後縦靭帯骨化症
- 投稿者:遠藤 徹
- [ 日々の出来事 ]
- 2015年5月13日
後縦靭帯骨化症と聞いて、よく知っていますという一般の方は
少ないのではないでしょうか?
特定疾患(いわゆる難病)に指定されている疾患ですが、
整形外科診療では比較的、出会う機会が多い疾患です。
後縦靭帯とは脊椎の神経の通り道(脊柱管)の前方部分に存在する
靭帯のことで、それが厚くなり、骨のようになる疾患です。
一つの原因で生じる病気ではなく、複数の要因が関与して
発病すると考えられています。
遺伝的な要因、カルシウム・ビタミンDの代謝異常、糖尿病、肥満、
老化現象など様々な要因が重なって発生しますが、
原因の特定には至っていません。
固く肥厚した靭帯は、脊髄を圧迫するため、
手足のしびれや痛み、手足の運動障害・麻痺、歩行障害、
排尿や排便の機能の異常をきたします。
軽いしびれ程度の場合は、薬や理学療法などの治療を行うことが多く、
手足の運動障害、麻痺、歩行障害などをきたすような重症になれば
手術を行うことが一般的です。
特定疾患に指定はされていますが、
無症状で経過する方もおられますし、
手術によって機能が回復することは十分期待できるので、
不治の病という印象は持たなくてもいいかとは思います。

___

▸ 確認問題
1. 本文によると、後縦靭帯は脊椎のどこに存在する靭帯ですか。
2. 本文のうち「遺伝的な要因、カルシウム・ビタミンDの代謝異常、糖尿病、肥満、」から「手術を行うことが一般的です。」に至るまでの部分を、一字も変えずに複製してください。

▸ 抽出エントリー
___

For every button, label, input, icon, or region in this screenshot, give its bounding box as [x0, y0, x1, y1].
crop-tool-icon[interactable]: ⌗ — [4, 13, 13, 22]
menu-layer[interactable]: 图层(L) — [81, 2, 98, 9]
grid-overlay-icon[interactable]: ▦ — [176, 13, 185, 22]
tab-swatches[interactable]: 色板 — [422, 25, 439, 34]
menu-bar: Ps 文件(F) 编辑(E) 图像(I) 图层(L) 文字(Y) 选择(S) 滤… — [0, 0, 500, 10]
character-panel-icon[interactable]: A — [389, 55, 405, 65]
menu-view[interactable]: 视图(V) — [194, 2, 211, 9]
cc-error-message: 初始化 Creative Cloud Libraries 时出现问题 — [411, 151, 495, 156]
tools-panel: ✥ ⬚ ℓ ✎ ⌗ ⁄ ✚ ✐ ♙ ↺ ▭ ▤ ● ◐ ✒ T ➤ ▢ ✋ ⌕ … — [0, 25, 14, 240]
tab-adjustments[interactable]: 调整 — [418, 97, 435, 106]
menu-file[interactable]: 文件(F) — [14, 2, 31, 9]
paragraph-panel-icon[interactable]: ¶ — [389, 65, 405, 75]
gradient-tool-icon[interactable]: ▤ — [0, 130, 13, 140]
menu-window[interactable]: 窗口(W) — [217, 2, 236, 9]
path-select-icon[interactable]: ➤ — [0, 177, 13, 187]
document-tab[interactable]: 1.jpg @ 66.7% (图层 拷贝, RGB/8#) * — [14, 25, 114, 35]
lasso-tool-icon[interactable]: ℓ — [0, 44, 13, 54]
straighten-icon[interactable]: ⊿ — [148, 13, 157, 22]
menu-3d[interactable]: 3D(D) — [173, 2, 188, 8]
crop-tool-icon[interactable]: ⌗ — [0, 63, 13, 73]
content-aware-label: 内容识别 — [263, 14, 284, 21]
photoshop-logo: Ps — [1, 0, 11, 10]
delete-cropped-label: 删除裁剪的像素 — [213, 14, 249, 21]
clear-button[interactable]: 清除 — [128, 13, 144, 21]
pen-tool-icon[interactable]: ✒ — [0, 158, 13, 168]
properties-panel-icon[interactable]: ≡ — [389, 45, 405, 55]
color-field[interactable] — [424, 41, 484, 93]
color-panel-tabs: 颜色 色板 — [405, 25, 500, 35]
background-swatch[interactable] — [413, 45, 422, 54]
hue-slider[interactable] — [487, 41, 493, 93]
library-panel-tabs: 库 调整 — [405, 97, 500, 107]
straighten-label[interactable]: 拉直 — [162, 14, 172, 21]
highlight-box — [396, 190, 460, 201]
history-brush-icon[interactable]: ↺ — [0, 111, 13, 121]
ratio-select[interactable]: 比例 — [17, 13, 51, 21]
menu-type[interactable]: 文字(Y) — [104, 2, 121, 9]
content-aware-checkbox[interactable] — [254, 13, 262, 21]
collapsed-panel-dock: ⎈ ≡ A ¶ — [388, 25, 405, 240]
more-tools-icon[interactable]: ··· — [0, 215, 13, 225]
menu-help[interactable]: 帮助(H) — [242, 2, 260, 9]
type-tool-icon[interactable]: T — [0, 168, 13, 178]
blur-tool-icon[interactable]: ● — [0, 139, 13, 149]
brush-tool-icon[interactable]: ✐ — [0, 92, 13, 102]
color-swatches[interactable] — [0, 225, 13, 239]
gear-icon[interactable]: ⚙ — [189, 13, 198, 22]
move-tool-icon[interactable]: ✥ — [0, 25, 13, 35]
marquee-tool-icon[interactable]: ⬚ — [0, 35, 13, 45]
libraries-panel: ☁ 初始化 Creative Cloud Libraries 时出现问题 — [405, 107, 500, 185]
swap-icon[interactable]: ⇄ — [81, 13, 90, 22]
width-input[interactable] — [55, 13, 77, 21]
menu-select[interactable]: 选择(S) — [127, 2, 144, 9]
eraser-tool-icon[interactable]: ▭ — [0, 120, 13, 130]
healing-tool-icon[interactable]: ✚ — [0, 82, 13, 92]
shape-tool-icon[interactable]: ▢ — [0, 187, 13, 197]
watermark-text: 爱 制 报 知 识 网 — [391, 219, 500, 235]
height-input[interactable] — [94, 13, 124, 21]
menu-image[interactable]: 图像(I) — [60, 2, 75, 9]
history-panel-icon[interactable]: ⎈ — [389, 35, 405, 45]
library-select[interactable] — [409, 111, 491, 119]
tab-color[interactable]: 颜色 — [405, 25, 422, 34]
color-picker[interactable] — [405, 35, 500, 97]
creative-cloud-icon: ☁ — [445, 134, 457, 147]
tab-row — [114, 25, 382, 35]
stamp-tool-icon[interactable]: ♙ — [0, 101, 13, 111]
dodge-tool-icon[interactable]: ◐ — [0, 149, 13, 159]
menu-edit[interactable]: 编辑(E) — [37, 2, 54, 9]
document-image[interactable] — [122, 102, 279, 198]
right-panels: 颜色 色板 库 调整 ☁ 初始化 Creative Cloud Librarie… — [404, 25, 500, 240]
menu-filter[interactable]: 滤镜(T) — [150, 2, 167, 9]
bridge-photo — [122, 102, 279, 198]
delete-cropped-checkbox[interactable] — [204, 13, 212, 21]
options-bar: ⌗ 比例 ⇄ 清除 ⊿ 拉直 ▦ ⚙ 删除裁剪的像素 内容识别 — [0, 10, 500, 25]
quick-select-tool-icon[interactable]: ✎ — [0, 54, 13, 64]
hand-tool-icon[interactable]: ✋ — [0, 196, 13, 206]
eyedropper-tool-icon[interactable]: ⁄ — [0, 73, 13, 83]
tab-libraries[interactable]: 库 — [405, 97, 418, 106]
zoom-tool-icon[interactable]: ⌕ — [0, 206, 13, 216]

___

▸ 各問の解答
1. 脊椎の神経の通り道(脊柱管)の前方部分です。

2.
遺伝的な要因、カルシウム・ビタミンDの代謝異常、糖尿病、肥満、
老化現象など様々な要因が重なって発生しますが、
原因の特定には至っていません。
固く肥厚した靭帯は、脊髄を圧迫するため、
手足のしびれや痛み、手足の運動障害・麻痺、歩行障害、
排尿や排便の機能の異常をきたします。
軽いしびれ程度の場合は、薬や理学療法などの治療を行うことが多く、
手足の運動障害、麻痺、歩行障害などをきたすような重症になれば
手術を行うことが一般的です。